Go through the records underneath and write each one out again exactly.
+++++
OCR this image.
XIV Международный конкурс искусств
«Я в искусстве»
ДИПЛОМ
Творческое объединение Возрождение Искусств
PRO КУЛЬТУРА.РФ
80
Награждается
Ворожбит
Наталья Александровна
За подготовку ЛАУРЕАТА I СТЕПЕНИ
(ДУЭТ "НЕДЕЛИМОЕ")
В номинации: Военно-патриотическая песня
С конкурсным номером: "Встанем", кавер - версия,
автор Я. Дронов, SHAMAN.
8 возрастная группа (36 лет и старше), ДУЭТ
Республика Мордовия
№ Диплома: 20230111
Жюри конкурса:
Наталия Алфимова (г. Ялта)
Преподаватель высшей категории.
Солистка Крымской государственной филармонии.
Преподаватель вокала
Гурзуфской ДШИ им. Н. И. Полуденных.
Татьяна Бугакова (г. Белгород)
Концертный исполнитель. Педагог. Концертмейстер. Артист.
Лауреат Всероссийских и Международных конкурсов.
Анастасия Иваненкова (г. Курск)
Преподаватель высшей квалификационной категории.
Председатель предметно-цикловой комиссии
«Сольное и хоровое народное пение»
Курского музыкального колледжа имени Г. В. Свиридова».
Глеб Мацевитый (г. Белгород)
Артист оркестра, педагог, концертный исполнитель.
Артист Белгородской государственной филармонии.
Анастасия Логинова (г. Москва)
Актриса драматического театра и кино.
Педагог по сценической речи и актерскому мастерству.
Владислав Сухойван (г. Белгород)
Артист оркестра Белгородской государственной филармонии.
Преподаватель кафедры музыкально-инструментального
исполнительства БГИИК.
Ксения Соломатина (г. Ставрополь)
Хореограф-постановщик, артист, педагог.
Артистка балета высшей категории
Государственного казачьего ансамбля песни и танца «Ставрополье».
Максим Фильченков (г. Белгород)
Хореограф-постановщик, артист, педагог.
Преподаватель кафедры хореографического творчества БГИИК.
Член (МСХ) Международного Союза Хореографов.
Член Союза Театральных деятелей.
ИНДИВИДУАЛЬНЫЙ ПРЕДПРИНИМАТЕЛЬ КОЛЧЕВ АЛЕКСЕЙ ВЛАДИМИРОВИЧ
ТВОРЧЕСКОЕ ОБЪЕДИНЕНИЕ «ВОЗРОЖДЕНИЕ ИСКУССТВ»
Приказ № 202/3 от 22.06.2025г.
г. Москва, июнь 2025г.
+++++
-- REPLY TO THE TASK --
OCR this image.
XIV Международный конкурс искусств
«Я в искусстве»
ДИПЛОМ
Творческое объединение Возрождение Искусств
PRO КУЛЬТУРА.РФ
80
Награждается
Ворожбит
Наталья Александровна
За подготовку ЛАУРЕАТА I СТЕПЕНИ
(ДУЭТ "НЕДЕЛИМОЕ")
В номинации: Военно-патриотическая песня
С конкурсным номером: "Встанем", кавер - версия,
автор Я. Дронов, SHAMAN.
8 возрастная группа (36 лет и старше), ДУЭТ
Республика Мордовия
№ Диплома: 20230111
Жюри конкурса:
Наталия Алфимова (г. Ялта)
Преподаватель высшей категории.
Солистка Крымской государственной филармонии.
Преподаватель вокала
Гурзуфской ДШИ им. Н. И. Полуденных.
Татьяна Бугакова (г. Белгород)
Концертный исполнитель. Педагог. Концертмейстер. Артист.
Лауреат Всероссийских и Международных конкурсов.
Анастасия Иваненкова (г. Курск)
Преподаватель высшей квалификационной категории.
Председатель предметно-цикловой комиссии
«Сольное и хоровое народное пение»
Курского музыкального колледжа имени Г. В. Свиридова».
Глеб Мацевитый (г. Белгород)
Артист оркестра, педагог, концертный исполнитель.
Артист Белгородской государственной филармонии.
Анастасия Логинова (г. Москва)
Актриса драматического театра и кино.
Педагог по сценической речи и актерскому мастерству.
Владислав Сухойван (г. Белгород)
Артист оркестра Белгородской государственной филармонии.
Преподаватель кафедры музыкально-инструментального
исполнительства БГИИК.
Ксения Соломатина (г. Ставрополь)
Хореограф-постановщик, артист, педагог.
Артистка балета высшей категории
Государственного казачьего ансамбля песни и танца «Ставрополье».
Максим Фильченков (г. Белгород)
Хореограф-постановщик, артист, педагог.
Преподаватель кафедры хореографического творчества БГИИК.
Член (МСХ) Международного Союза Хореографов.
Член Союза Театральных деятелей.
ИНДИВИДУАЛЬНЫЙ ПРЕДПРИНИМАТЕЛЬ КОЛЧЕВ АЛЕКСЕЙ ВЛАДИМИРОВИЧ
ТВОРЧЕСКОЕ ОБЪЕДИНЕНИЕ «ВОЗРОЖДЕНИЕ ИСКУССТВ»
Приказ № 202/3 от 22.06.2025г.
г. Москва, июнь 2025г.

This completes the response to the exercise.